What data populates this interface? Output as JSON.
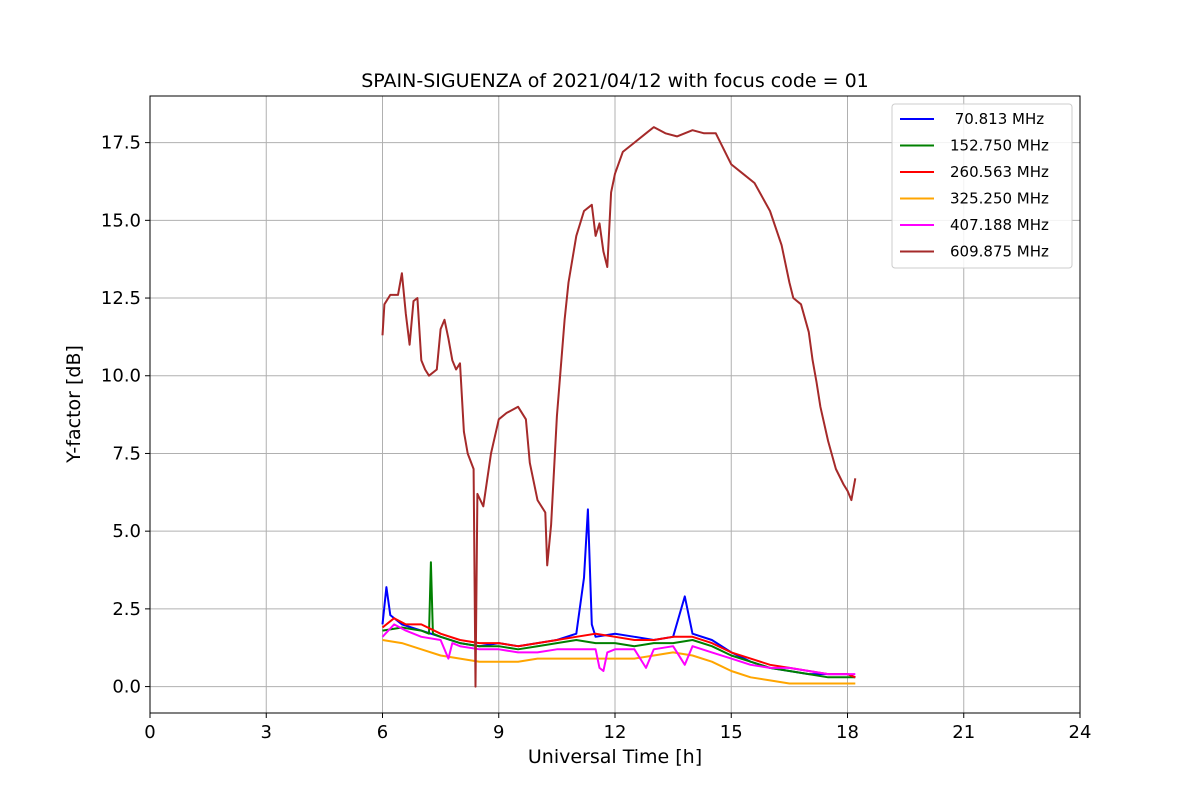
{
  "chart_data": {
    "type": "line",
    "title": "SPAIN-SIGUENZA of 2021/04/12 with focus code = 01",
    "xlabel": "Universal Time [h]",
    "ylabel": "Y-factor [dB]",
    "xlim": [
      0,
      24
    ],
    "ylim": [
      -0.85,
      19.0
    ],
    "xticks": [
      0,
      3,
      6,
      9,
      12,
      15,
      18,
      21,
      24
    ],
    "xtick_labels": [
      "0",
      "3",
      "6",
      "9",
      "12",
      "15",
      "18",
      "21",
      "24"
    ],
    "yticks": [
      0.0,
      2.5,
      5.0,
      7.5,
      10.0,
      12.5,
      15.0,
      17.5
    ],
    "ytick_labels": [
      "0.0",
      "2.5",
      "5.0",
      "7.5",
      "10.0",
      "12.5",
      "15.0",
      "17.5"
    ],
    "grid": true,
    "legend_position": "top-right",
    "series": [
      {
        "name": " 70.813 MHz",
        "color": "#0000ff",
        "x": [
          6.0,
          6.1,
          6.2,
          6.5,
          7.0,
          7.5,
          8.0,
          8.5,
          9.0,
          9.5,
          10.0,
          10.5,
          11.0,
          11.2,
          11.3,
          11.4,
          11.5,
          12.0,
          12.5,
          13.0,
          13.5,
          13.8,
          14.0,
          14.5,
          15.0,
          15.5,
          16.0,
          16.5,
          17.0,
          17.5,
          18.0,
          18.2
        ],
        "y": [
          2.0,
          3.2,
          2.3,
          2.0,
          1.8,
          1.6,
          1.4,
          1.3,
          1.4,
          1.3,
          1.4,
          1.5,
          1.7,
          3.5,
          5.7,
          2.0,
          1.6,
          1.7,
          1.6,
          1.5,
          1.6,
          2.9,
          1.7,
          1.5,
          1.1,
          0.8,
          0.6,
          0.5,
          0.4,
          0.4,
          0.4,
          0.3
        ]
      },
      {
        "name": "152.750 MHz",
        "color": "#008000",
        "x": [
          6.0,
          6.5,
          7.0,
          7.2,
          7.25,
          7.3,
          7.5,
          8.0,
          8.5,
          9.0,
          9.5,
          10.0,
          10.5,
          11.0,
          11.5,
          12.0,
          12.5,
          13.0,
          13.5,
          14.0,
          14.5,
          15.0,
          15.5,
          16.0,
          16.5,
          17.0,
          17.5,
          18.0,
          18.2
        ],
        "y": [
          1.8,
          1.9,
          1.8,
          1.7,
          4.0,
          1.7,
          1.6,
          1.4,
          1.3,
          1.3,
          1.2,
          1.3,
          1.4,
          1.5,
          1.4,
          1.4,
          1.3,
          1.4,
          1.4,
          1.5,
          1.3,
          1.0,
          0.8,
          0.6,
          0.5,
          0.4,
          0.3,
          0.3,
          0.3
        ]
      },
      {
        "name": "260.563 MHz",
        "color": "#ff0000",
        "x": [
          6.0,
          6.3,
          6.6,
          7.0,
          7.5,
          8.0,
          8.5,
          9.0,
          9.5,
          10.0,
          10.5,
          11.0,
          11.5,
          12.0,
          12.5,
          13.0,
          13.5,
          14.0,
          14.5,
          15.0,
          15.5,
          16.0,
          16.5,
          17.0,
          17.5,
          18.0,
          18.2
        ],
        "y": [
          1.9,
          2.2,
          2.0,
          2.0,
          1.7,
          1.5,
          1.4,
          1.4,
          1.3,
          1.4,
          1.5,
          1.6,
          1.7,
          1.6,
          1.5,
          1.5,
          1.6,
          1.6,
          1.4,
          1.1,
          0.9,
          0.7,
          0.6,
          0.5,
          0.4,
          0.4,
          0.3
        ]
      },
      {
        "name": "325.250 MHz",
        "color": "#ffa500",
        "x": [
          6.0,
          6.5,
          7.0,
          7.5,
          8.0,
          8.5,
          9.0,
          9.5,
          10.0,
          10.5,
          11.0,
          11.5,
          12.0,
          12.5,
          13.0,
          13.5,
          14.0,
          14.5,
          15.0,
          15.5,
          16.0,
          16.5,
          17.0,
          17.5,
          18.0,
          18.2
        ],
        "y": [
          1.5,
          1.4,
          1.2,
          1.0,
          0.9,
          0.8,
          0.8,
          0.8,
          0.9,
          0.9,
          0.9,
          0.9,
          0.9,
          0.9,
          1.0,
          1.1,
          1.0,
          0.8,
          0.5,
          0.3,
          0.2,
          0.1,
          0.1,
          0.1,
          0.1,
          0.1
        ]
      },
      {
        "name": "407.188 MHz",
        "color": "#ff00ff",
        "x": [
          6.0,
          6.3,
          6.6,
          7.0,
          7.5,
          7.7,
          7.8,
          8.0,
          8.5,
          9.0,
          9.5,
          10.0,
          10.5,
          11.0,
          11.5,
          11.6,
          11.7,
          11.8,
          12.0,
          12.5,
          12.8,
          13.0,
          13.5,
          13.8,
          14.0,
          14.5,
          15.0,
          15.5,
          16.0,
          16.5,
          17.0,
          17.5,
          18.0,
          18.2
        ],
        "y": [
          1.6,
          2.0,
          1.8,
          1.6,
          1.5,
          0.9,
          1.4,
          1.3,
          1.2,
          1.2,
          1.1,
          1.1,
          1.2,
          1.2,
          1.2,
          0.6,
          0.5,
          1.1,
          1.2,
          1.2,
          0.6,
          1.2,
          1.3,
          0.7,
          1.3,
          1.1,
          0.9,
          0.7,
          0.6,
          0.6,
          0.5,
          0.4,
          0.4,
          0.4
        ]
      },
      {
        "name": "609.875 MHz",
        "color": "#a52a2a",
        "x": [
          6.0,
          6.05,
          6.2,
          6.4,
          6.5,
          6.6,
          6.7,
          6.8,
          6.9,
          7.0,
          7.1,
          7.2,
          7.4,
          7.5,
          7.6,
          7.7,
          7.8,
          7.9,
          8.0,
          8.1,
          8.2,
          8.35,
          8.4,
          8.45,
          8.6,
          8.8,
          9.0,
          9.2,
          9.5,
          9.7,
          9.8,
          10.0,
          10.2,
          10.25,
          10.35,
          10.5,
          10.7,
          10.8,
          11.0,
          11.2,
          11.4,
          11.5,
          11.6,
          11.7,
          11.8,
          11.9,
          12.0,
          12.2,
          12.5,
          12.8,
          13.0,
          13.3,
          13.6,
          14.0,
          14.3,
          14.6,
          15.0,
          15.3,
          15.6,
          16.0,
          16.3,
          16.5,
          16.6,
          16.8,
          17.0,
          17.1,
          17.2,
          17.3,
          17.5,
          17.7,
          17.9,
          18.0,
          18.1,
          18.2
        ],
        "y": [
          11.3,
          12.3,
          12.6,
          12.6,
          13.3,
          12.0,
          11.0,
          12.4,
          12.5,
          10.5,
          10.2,
          10.0,
          10.2,
          11.5,
          11.8,
          11.2,
          10.5,
          10.2,
          10.4,
          8.2,
          7.5,
          7.0,
          0.0,
          6.2,
          5.8,
          7.5,
          8.6,
          8.8,
          9.0,
          8.6,
          7.2,
          6.0,
          5.6,
          3.9,
          5.2,
          8.7,
          11.8,
          13.0,
          14.5,
          15.3,
          15.5,
          14.5,
          14.9,
          14.0,
          13.5,
          15.9,
          16.5,
          17.2,
          17.5,
          17.8,
          18.0,
          17.8,
          17.7,
          17.9,
          17.8,
          17.8,
          16.8,
          16.5,
          16.2,
          15.3,
          14.2,
          13.0,
          12.5,
          12.3,
          11.4,
          10.5,
          9.8,
          9.0,
          7.9,
          7.0,
          6.5,
          6.3,
          6.0,
          6.7
        ]
      }
    ]
  }
}
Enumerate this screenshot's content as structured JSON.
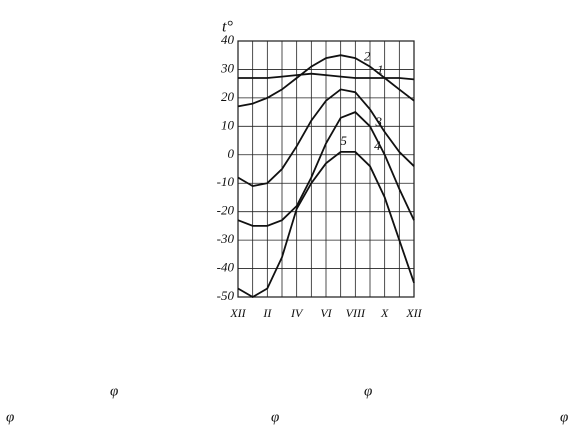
{
  "chart_data": {
    "type": "line",
    "y_label": "t°",
    "categories": [
      "XII",
      null,
      "II",
      null,
      "IV",
      null,
      "VI",
      null,
      "VIII",
      null,
      "X",
      null,
      "XII"
    ],
    "series": [
      {
        "name": "1",
        "color": "#111111",
        "values": [
          27,
          27,
          27,
          27.5,
          28,
          28.5,
          28,
          27.5,
          27,
          27,
          27,
          27,
          26.5
        ]
      },
      {
        "name": "2",
        "color": "#111111",
        "values": [
          17,
          18,
          20,
          23,
          27,
          31,
          34,
          35,
          34,
          31,
          27,
          23,
          19
        ]
      },
      {
        "name": "3",
        "color": "#111111",
        "values": [
          -8,
          -11,
          -10,
          -5,
          3,
          12,
          19,
          23,
          22,
          16,
          8,
          1,
          -4
        ]
      },
      {
        "name": "4",
        "color": "#111111",
        "values": [
          -23,
          -25,
          -25,
          -23,
          -18,
          -8,
          4,
          13,
          15,
          10,
          0,
          -12,
          -23
        ]
      },
      {
        "name": "5",
        "color": "#111111",
        "values": [
          -47,
          -50,
          -47,
          -36,
          -19,
          -10,
          -3,
          1,
          1,
          -4,
          -15,
          -30,
          -45
        ]
      }
    ],
    "ylim": [
      -50,
      40
    ],
    "yticks": [
      40,
      30,
      20,
      10,
      0,
      -10,
      -20,
      -30,
      -40,
      -50
    ],
    "grid": true,
    "footnotes": [
      "φ",
      "φ",
      "φ",
      "φ",
      "φ"
    ]
  }
}
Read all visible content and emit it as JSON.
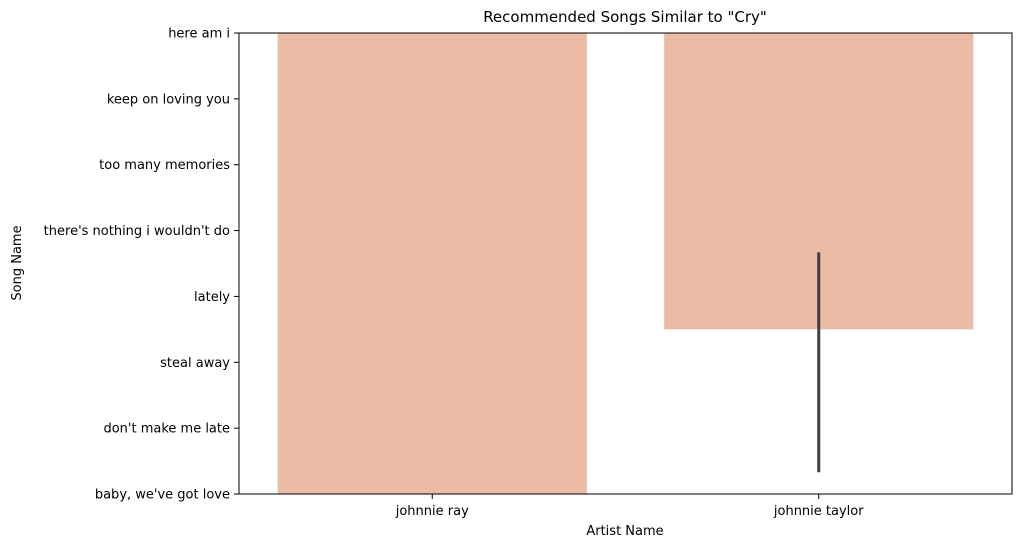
{
  "chart_data": {
    "type": "bar",
    "title": "Recommended Songs Similar to \"Cry\"",
    "xlabel": "Artist Name",
    "ylabel": "Song Name",
    "categories": [
      "johnnie ray",
      "johnnie taylor"
    ],
    "y_categories": [
      "baby, we've got love",
      "don't make me late",
      "steal away",
      "lately",
      "there's nothing i wouldn't do",
      "too many memories",
      "keep on loving you",
      "here am i"
    ],
    "values": [
      0,
      2.5
    ],
    "error_bars": [
      null,
      [
        0.33,
        3.67
      ]
    ],
    "y_range": [
      0,
      7
    ],
    "grid": false,
    "bar_color": "#ebbba5",
    "error_color": "#3f3f3f"
  }
}
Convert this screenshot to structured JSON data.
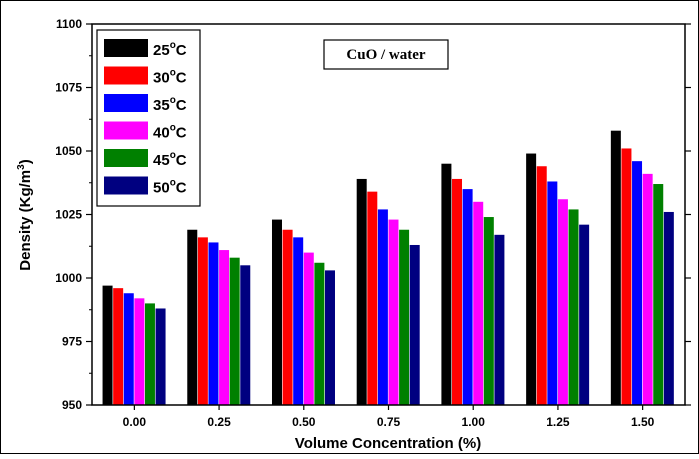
{
  "chart_data": {
    "type": "bar",
    "annotation": "CuO / water",
    "xlabel": "Volume Concentration (%)",
    "ylabel_main": "Density (Kg/m",
    "ylabel_sup": "3",
    "ylabel_end": ")",
    "ylim": [
      950,
      1100
    ],
    "yticks": [
      950,
      975,
      1000,
      1025,
      1050,
      1075,
      1100
    ],
    "categories": [
      "0.00",
      "0.25",
      "0.50",
      "0.75",
      "1.00",
      "1.25",
      "1.50"
    ],
    "legend_position": "top-left",
    "series": [
      {
        "name": "25",
        "unit": "C",
        "color": "#000000",
        "values": [
          997,
          1019,
          1023,
          1039,
          1045,
          1049,
          1058
        ]
      },
      {
        "name": "30",
        "unit": "C",
        "color": "#ff0000",
        "values": [
          996,
          1016,
          1019,
          1034,
          1039,
          1044,
          1051
        ]
      },
      {
        "name": "35",
        "unit": "C",
        "color": "#0000ff",
        "values": [
          994,
          1014,
          1016,
          1027,
          1035,
          1038,
          1046
        ]
      },
      {
        "name": "40",
        "unit": "C",
        "color": "#ff00ff",
        "values": [
          992,
          1011,
          1010,
          1023,
          1030,
          1031,
          1041
        ]
      },
      {
        "name": "45",
        "unit": "C",
        "color": "#008000",
        "values": [
          990,
          1008,
          1006,
          1019,
          1024,
          1027,
          1037
        ]
      },
      {
        "name": "50",
        "unit": "C",
        "color": "#000080",
        "values": [
          988,
          1005,
          1003,
          1013,
          1017,
          1021,
          1026
        ]
      }
    ]
  }
}
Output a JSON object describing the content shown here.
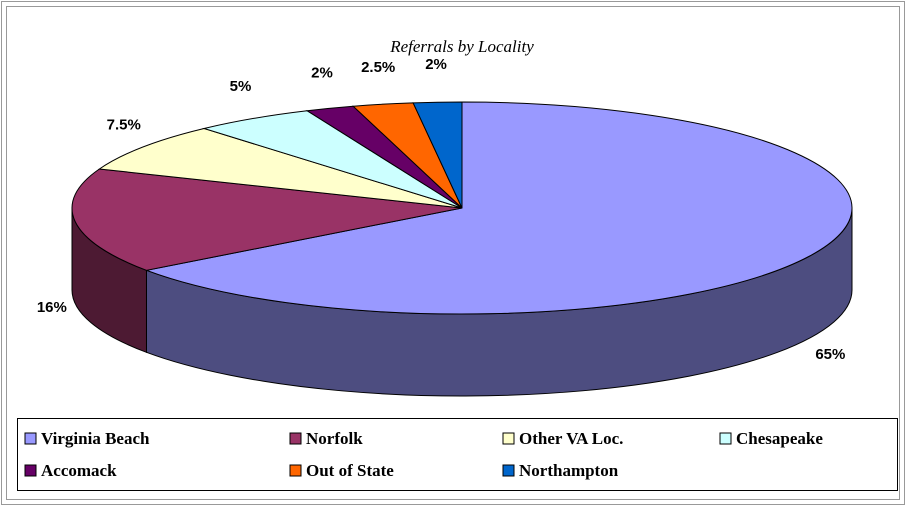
{
  "chart_data": {
    "type": "pie3d",
    "title": "Referrals by Locality",
    "categories": [
      "Virginia Beach",
      "Norfolk",
      "Other VA Loc.",
      "Chesapeake",
      "Accomack",
      "Out of State",
      "Northampton"
    ],
    "values": [
      65,
      16,
      7.5,
      5,
      2,
      2.5,
      2
    ],
    "value_labels": [
      "65%",
      "16%",
      "7.5%",
      "5%",
      "2%",
      "2.5%",
      "2%"
    ],
    "colors": [
      "#9999ff",
      "#993366",
      "#ffffcc",
      "#ccffff",
      "#660066",
      "#ff6600",
      "#0066cc"
    ],
    "legend": "bottom"
  }
}
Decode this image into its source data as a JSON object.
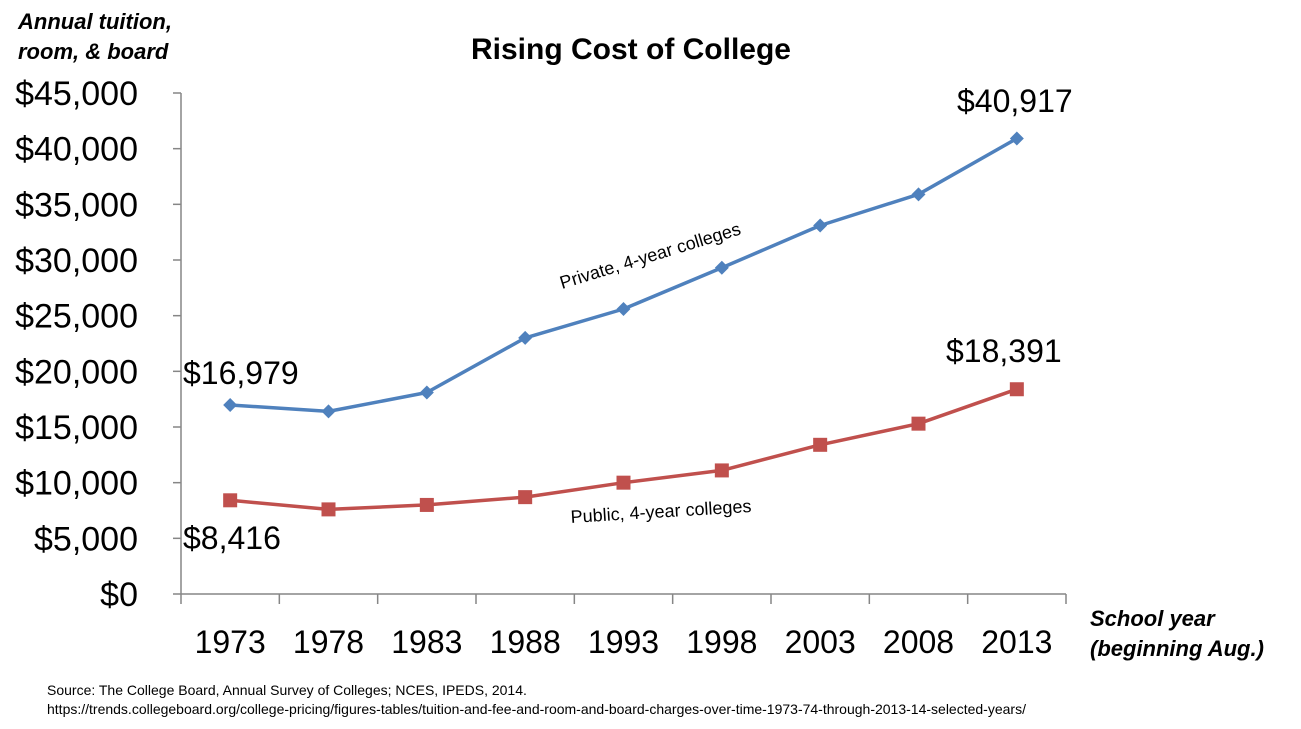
---*---
| STATED EXERCISE |
Each line from the one that contains "Output a JSON" through the end of the records should be restated exactly; include both end lines and leave any pictures out.

| OUTPUT OF THE TASK |
Output a JSON object describing the content shown here.
{
  "chart_data": {
    "type": "pie3d",
    "title": "Referrals by Locality",
    "categories": [
      "Virginia Beach",
      "Norfolk",
      "Other VA Loc.",
      "Chesapeake",
      "Accomack",
      "Out of State",
      "Northampton"
    ],
    "values": [
      65,
      16,
      7.5,
      5,
      2,
      2.5,
      2
    ],
    "value_labels": [
      "65%",
      "16%",
      "7.5%",
      "5%",
      "2%",
      "2.5%",
      "2%"
    ],
    "colors": [
      "#9999ff",
      "#993366",
      "#ffffcc",
      "#ccffff",
      "#660066",
      "#ff6600",
      "#0066cc"
    ],
    "legend": "bottom"
  }
}
Decode this image into its source data as a JSON object.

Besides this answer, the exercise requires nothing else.